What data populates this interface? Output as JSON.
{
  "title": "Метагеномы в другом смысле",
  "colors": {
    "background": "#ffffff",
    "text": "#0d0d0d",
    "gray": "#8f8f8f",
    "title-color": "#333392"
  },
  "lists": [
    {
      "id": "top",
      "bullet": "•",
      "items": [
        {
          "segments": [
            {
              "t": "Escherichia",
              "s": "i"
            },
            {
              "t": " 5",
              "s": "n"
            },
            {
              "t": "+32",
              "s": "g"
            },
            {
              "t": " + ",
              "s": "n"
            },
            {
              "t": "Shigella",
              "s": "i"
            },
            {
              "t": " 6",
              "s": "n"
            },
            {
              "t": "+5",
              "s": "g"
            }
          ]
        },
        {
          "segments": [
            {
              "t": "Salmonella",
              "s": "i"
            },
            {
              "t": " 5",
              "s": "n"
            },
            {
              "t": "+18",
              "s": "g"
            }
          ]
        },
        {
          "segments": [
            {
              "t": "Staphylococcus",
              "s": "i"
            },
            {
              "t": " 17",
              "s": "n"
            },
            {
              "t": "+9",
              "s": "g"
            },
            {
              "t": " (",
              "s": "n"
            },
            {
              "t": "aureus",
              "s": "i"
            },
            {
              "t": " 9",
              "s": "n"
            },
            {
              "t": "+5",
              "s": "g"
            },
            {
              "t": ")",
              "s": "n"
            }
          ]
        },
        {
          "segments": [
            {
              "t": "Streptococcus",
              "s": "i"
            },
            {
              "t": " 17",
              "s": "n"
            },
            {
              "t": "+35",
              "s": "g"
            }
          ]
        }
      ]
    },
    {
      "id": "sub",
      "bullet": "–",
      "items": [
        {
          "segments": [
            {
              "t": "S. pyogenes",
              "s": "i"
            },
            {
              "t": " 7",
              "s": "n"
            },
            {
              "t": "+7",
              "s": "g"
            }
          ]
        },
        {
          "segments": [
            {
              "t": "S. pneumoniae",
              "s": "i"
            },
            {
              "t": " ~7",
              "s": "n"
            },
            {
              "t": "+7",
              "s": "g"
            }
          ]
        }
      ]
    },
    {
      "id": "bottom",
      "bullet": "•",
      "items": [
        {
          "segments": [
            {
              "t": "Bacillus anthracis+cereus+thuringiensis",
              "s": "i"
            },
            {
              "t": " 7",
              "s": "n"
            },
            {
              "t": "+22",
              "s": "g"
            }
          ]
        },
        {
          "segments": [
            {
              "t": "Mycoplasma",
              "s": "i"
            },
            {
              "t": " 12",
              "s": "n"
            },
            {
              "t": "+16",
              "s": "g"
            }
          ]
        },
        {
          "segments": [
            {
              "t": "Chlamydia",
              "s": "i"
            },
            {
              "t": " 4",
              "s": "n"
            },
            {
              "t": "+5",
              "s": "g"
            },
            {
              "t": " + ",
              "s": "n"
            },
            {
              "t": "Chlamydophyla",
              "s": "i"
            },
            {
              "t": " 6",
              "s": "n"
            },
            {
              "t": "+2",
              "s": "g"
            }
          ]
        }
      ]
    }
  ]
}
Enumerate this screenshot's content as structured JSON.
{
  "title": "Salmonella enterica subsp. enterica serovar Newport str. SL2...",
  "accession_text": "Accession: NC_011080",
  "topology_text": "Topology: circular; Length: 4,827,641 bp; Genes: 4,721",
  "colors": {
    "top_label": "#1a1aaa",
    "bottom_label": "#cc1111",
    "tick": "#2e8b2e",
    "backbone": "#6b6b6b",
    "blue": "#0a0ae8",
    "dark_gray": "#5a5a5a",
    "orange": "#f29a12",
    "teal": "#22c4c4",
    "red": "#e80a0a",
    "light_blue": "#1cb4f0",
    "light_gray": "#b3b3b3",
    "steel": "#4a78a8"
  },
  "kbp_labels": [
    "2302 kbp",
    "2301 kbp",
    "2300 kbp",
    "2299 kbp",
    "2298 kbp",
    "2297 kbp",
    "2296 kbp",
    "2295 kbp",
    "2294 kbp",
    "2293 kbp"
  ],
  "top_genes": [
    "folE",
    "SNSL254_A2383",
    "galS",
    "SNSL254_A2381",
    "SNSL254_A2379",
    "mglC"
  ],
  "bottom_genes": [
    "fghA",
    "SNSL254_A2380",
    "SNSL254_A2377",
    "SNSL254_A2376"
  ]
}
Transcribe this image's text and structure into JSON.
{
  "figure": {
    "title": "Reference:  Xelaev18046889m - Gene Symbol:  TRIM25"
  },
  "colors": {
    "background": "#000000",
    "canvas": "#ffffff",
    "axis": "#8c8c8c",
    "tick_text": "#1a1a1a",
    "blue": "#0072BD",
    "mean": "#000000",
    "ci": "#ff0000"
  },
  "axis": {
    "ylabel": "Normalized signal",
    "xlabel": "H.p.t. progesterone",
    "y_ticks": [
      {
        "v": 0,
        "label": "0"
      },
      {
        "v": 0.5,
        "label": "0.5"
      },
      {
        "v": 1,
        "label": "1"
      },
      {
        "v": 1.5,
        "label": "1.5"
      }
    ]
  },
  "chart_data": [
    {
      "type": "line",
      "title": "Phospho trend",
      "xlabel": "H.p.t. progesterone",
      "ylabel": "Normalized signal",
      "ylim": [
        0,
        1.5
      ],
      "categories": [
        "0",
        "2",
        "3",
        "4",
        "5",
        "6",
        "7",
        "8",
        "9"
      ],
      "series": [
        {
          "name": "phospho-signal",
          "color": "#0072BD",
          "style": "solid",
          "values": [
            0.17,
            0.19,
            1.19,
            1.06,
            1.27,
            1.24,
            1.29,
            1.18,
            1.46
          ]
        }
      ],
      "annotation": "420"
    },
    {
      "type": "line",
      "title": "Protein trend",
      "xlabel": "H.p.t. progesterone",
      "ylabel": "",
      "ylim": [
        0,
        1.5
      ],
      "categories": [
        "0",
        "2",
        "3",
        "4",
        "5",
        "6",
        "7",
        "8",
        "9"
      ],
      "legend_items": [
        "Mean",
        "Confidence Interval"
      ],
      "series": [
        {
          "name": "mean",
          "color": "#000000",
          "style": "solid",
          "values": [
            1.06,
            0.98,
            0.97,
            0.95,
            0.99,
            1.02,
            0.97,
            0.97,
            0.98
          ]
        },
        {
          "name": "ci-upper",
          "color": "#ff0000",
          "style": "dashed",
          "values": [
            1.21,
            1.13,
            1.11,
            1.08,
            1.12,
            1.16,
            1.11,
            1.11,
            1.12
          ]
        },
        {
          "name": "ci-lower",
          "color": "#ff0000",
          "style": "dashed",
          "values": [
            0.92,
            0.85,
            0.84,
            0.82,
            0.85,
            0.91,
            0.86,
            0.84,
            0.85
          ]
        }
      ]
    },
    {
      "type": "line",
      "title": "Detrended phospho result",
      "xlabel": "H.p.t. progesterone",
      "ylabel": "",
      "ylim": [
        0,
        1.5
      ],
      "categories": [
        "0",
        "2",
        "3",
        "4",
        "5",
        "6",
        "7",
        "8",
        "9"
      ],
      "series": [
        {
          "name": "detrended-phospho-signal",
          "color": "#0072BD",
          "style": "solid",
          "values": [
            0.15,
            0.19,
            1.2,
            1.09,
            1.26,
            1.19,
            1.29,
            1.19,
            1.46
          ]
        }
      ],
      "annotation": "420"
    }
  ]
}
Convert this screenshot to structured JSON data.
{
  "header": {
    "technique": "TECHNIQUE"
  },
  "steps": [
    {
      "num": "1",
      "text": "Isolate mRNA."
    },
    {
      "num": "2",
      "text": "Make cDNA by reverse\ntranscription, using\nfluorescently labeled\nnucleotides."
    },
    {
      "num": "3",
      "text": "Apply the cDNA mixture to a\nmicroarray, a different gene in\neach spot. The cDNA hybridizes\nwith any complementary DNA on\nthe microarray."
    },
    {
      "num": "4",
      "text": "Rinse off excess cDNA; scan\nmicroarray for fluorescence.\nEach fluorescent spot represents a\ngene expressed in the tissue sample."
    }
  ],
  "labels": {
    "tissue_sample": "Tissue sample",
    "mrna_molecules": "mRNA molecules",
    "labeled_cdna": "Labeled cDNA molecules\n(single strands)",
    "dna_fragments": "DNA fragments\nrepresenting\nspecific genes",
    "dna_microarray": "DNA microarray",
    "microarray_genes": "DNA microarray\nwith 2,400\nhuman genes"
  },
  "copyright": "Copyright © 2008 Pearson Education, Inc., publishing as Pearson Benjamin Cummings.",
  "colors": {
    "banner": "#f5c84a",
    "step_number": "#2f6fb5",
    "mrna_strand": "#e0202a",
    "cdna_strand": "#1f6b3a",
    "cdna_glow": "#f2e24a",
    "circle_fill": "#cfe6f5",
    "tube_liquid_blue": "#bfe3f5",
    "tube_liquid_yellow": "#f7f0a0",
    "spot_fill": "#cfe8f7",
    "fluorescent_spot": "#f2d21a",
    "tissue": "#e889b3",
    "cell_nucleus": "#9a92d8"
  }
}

- _WHAT IS NEEDED_: Each line of the data that includes "nmicroarray" should be copied.

- _SOLUTION FOR THIS EXERCISE_:
      "text": "Apply the cDNA mixture to a\nmicroarray, a different gene in\neach spot. The cDNA hybridizes\nwith any complementary DNA on\nthe microarray."
      "text": "Rinse off excess cDNA; scan\nmicroarray for fluorescence.\nEach fluorescent spot represents a\ngene expressed in the tissue sample."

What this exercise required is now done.